● **WHAT IS REQUIRED**
Restate each of the lines below word for word and drop every picture.

---------- DATA PROVIDED

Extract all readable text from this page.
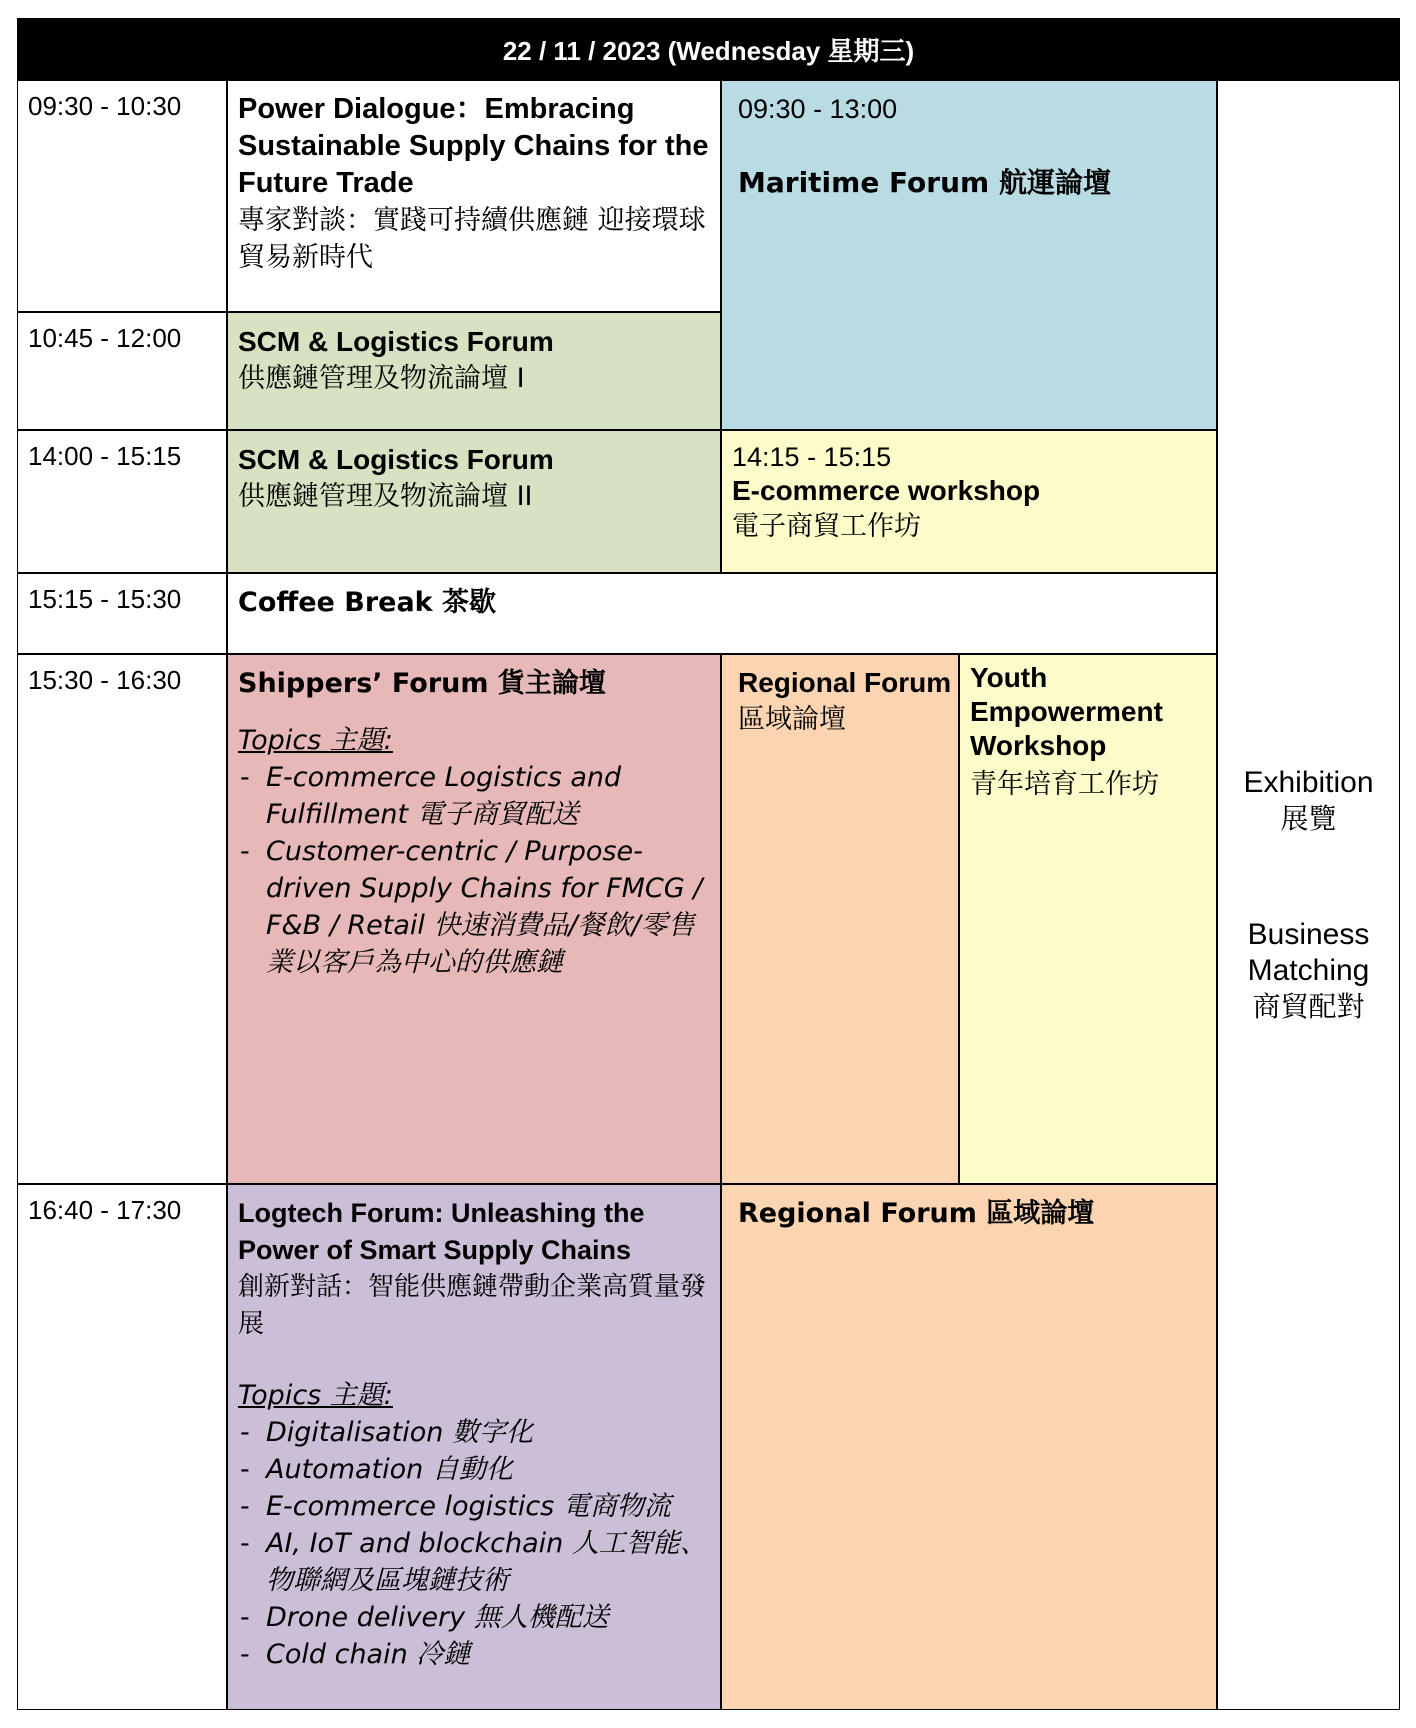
22 / 11 / 2023 (Wednesday 星期三)
09:30 - 10:30
10:45 - 12:00
14:00 - 15:15
15:15 - 15:30
15:30 - 16:30
16:40 - 17:30
Power Dialogue：Embracing Sustainable Supply Chains for the Future Trade
專家對談：實踐可持續供應鏈 迎接環球貿易新時代
SCM & Logistics Forum
供應鏈管理及物流論壇 I
09:30 - 13:00
Maritime Forum 航運論壇
SCM & Logistics Forum
供應鏈管理及物流論壇 II
14:15 - 15:15
E-commerce workshop
電子商貿工作坊
Coffee Break 茶歇
Shippers’ Forum 貨主論壇
Topics 主題:
- E-commerce Logistics and Fulfillment 電子商貿配送
- Customer-centric / Purpose-driven Supply Chains for FMCG / F&B / Retail 快速消費品/餐飲/零售業以客戶為中心的供應鏈
Regional Forum
區域論壇
Youth Empowerment Workshop
青年培育工作坊
Logtech Forum: Unleashing the Power of Smart Supply Chains
創新對話：智能供應鏈帶動企業高質量發展
Topics 主題:
- Digitalisation 數字化
- Automation 自動化
- E-commerce logistics 電商物流
- AI, IoT and blockchain 人工智能、物聯網及區塊鏈技術
- Drone delivery 無人機配送
- Cold chain 冷鏈
Regional Forum 區域論壇
Exhibition
展覽
Business Matching
商貿配對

--------------------

● **SOLUTION TO THIS PROBLEM**
Extract all readable text from this page.
22 / 11 / 2023 (Wednesday 星期三)
09:30 - 10:30
10:45 - 12:00
14:00 - 15:15
15:15 - 15:30
15:30 - 16:30
16:40 - 17:30
Power Dialogue：Embracing Sustainable Supply Chains for the Future Trade
專家對談：實踐可持續供應鏈 迎接環球貿易新時代
SCM & Logistics Forum
供應鏈管理及物流論壇 I
09:30 - 13:00
Maritime Forum 航運論壇
SCM & Logistics Forum
供應鏈管理及物流論壇 II
14:15 - 15:15
E-commerce workshop
電子商貿工作坊
Coffee Break 茶歇
Shippers’ Forum 貨主論壇
Topics 主題:
- E-commerce Logistics and Fulfillment 電子商貿配送
- Customer-centric / Purpose-driven Supply Chains for FMCG / F&B / Retail 快速消費品/餐飲/零售業以客戶為中心的供應鏈
Regional Forum
區域論壇
Youth Empowerment Workshop
青年培育工作坊
Logtech Forum: Unleashing the Power of Smart Supply Chains
創新對話：智能供應鏈帶動企業高質量發展
Topics 主題:
- Digitalisation 數字化
- Automation 自動化
- E-commerce logistics 電商物流
- AI, IoT and blockchain 人工智能、物聯網及區塊鏈技術
- Drone delivery 無人機配送
- Cold chain 冷鏈
Regional Forum 區域論壇
Exhibition
展覽
Business Matching
商貿配對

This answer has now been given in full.